Instruction =
Below is a listing. Gather each line of it that contains "Lower".

==== Information given

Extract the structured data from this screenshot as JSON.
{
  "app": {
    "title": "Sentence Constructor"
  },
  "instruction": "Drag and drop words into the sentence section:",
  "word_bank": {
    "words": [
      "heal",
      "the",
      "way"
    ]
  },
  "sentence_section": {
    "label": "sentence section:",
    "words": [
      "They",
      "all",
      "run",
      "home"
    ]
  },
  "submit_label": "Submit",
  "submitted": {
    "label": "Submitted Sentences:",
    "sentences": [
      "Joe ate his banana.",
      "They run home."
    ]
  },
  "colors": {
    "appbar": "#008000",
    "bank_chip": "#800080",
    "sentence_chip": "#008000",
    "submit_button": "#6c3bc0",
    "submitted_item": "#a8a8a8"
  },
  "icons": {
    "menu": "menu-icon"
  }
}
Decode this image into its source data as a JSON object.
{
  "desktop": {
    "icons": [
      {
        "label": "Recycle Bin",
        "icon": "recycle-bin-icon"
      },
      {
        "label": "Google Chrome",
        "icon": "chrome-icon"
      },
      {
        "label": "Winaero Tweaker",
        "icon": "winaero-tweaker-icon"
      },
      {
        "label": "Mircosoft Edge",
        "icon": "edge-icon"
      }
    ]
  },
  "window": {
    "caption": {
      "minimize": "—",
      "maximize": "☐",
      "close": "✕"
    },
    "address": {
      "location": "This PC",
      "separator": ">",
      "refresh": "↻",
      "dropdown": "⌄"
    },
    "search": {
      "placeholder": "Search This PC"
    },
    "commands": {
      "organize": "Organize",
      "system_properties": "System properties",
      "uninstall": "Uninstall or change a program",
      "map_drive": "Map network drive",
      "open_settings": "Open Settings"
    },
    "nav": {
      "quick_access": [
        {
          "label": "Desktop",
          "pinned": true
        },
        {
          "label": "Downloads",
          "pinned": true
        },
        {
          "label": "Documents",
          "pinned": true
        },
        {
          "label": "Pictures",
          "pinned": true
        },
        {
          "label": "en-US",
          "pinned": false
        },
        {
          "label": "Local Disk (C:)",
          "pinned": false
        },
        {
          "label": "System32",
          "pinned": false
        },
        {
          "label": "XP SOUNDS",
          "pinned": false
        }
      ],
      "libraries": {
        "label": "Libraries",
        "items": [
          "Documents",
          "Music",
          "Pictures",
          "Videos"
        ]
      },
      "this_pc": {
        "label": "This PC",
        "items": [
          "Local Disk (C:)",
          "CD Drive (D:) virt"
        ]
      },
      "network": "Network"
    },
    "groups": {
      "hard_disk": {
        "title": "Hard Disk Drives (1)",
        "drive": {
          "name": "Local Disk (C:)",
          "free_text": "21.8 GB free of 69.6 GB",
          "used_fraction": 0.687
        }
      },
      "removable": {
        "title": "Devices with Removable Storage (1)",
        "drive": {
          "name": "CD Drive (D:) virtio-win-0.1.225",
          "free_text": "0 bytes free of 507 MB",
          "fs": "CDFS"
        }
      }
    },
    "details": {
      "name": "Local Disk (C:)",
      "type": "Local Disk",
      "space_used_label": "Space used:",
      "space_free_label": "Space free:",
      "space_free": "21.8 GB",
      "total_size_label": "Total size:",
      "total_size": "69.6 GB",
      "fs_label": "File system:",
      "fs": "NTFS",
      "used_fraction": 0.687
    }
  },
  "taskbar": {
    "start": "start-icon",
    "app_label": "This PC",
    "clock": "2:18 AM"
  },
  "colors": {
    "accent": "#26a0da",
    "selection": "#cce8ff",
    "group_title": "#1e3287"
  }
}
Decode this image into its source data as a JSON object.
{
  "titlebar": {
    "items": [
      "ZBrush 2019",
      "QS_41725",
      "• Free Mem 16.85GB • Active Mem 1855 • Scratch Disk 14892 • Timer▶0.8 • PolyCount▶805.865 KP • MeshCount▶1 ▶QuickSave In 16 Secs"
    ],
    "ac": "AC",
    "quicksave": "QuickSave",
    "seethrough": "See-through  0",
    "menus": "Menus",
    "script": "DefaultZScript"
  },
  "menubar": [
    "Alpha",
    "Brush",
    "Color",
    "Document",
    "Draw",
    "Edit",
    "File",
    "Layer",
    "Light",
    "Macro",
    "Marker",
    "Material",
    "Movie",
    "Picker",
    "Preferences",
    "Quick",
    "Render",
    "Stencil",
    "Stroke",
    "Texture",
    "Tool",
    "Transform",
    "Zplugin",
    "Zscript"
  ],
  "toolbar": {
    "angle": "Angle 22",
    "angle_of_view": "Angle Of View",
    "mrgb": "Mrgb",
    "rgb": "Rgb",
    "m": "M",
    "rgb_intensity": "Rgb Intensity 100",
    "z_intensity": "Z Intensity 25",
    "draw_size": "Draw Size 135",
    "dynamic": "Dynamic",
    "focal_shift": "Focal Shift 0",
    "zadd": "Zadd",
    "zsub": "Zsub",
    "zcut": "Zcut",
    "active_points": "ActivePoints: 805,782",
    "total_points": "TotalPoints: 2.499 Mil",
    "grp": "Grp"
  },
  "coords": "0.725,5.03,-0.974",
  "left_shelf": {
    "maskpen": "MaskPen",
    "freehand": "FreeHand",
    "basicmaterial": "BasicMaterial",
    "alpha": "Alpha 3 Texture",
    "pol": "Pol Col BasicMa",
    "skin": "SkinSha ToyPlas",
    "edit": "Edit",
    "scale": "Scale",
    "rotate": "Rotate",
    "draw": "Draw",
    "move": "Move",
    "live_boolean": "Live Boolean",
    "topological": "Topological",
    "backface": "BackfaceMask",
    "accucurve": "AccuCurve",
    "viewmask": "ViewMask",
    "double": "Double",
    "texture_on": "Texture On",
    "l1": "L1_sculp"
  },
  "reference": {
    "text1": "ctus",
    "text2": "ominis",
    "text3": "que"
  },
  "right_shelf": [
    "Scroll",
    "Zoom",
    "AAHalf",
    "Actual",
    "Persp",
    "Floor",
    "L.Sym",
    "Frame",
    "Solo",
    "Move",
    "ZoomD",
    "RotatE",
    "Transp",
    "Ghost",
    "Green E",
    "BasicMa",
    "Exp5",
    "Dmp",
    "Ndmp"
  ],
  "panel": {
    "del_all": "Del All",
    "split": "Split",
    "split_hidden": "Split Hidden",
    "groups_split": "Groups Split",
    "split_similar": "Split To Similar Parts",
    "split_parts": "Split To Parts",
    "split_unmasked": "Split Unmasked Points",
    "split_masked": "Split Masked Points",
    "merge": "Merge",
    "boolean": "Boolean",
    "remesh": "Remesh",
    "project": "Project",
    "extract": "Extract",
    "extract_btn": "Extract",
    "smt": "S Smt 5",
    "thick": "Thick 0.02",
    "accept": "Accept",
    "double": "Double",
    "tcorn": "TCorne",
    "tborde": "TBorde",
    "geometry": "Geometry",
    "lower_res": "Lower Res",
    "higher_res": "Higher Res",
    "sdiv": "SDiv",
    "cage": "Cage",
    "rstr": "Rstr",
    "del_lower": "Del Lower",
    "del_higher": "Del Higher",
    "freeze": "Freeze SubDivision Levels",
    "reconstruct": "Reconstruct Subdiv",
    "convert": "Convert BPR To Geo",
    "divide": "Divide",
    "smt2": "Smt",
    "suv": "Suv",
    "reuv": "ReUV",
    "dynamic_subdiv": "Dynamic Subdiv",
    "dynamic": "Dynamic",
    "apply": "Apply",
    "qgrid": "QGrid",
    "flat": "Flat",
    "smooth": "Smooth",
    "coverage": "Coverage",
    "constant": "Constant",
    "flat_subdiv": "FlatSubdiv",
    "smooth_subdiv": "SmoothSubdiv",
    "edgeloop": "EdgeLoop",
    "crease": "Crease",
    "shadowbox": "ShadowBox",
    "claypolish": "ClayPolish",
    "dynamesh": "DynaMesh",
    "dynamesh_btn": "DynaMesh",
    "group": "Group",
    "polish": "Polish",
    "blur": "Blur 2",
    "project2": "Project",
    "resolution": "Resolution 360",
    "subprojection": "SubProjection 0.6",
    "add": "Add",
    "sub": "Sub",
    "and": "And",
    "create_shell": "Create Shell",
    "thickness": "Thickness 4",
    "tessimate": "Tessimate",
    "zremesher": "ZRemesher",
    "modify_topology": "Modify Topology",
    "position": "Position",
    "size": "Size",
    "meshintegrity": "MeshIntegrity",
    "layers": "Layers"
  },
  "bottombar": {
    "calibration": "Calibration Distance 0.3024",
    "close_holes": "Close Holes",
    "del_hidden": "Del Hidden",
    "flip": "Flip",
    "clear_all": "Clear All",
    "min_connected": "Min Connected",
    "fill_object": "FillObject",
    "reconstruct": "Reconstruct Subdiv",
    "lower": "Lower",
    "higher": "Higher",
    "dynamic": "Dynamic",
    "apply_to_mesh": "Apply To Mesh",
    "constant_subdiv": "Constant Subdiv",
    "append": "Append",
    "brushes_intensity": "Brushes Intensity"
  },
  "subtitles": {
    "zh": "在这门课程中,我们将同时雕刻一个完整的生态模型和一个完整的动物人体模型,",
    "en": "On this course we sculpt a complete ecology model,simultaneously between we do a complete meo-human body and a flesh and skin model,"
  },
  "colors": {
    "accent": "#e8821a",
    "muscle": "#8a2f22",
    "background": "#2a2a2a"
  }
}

========

Output below =
    "lower_res": "Lower Res",
    "del_lower": "Del Lower",
    "lower": "Lower",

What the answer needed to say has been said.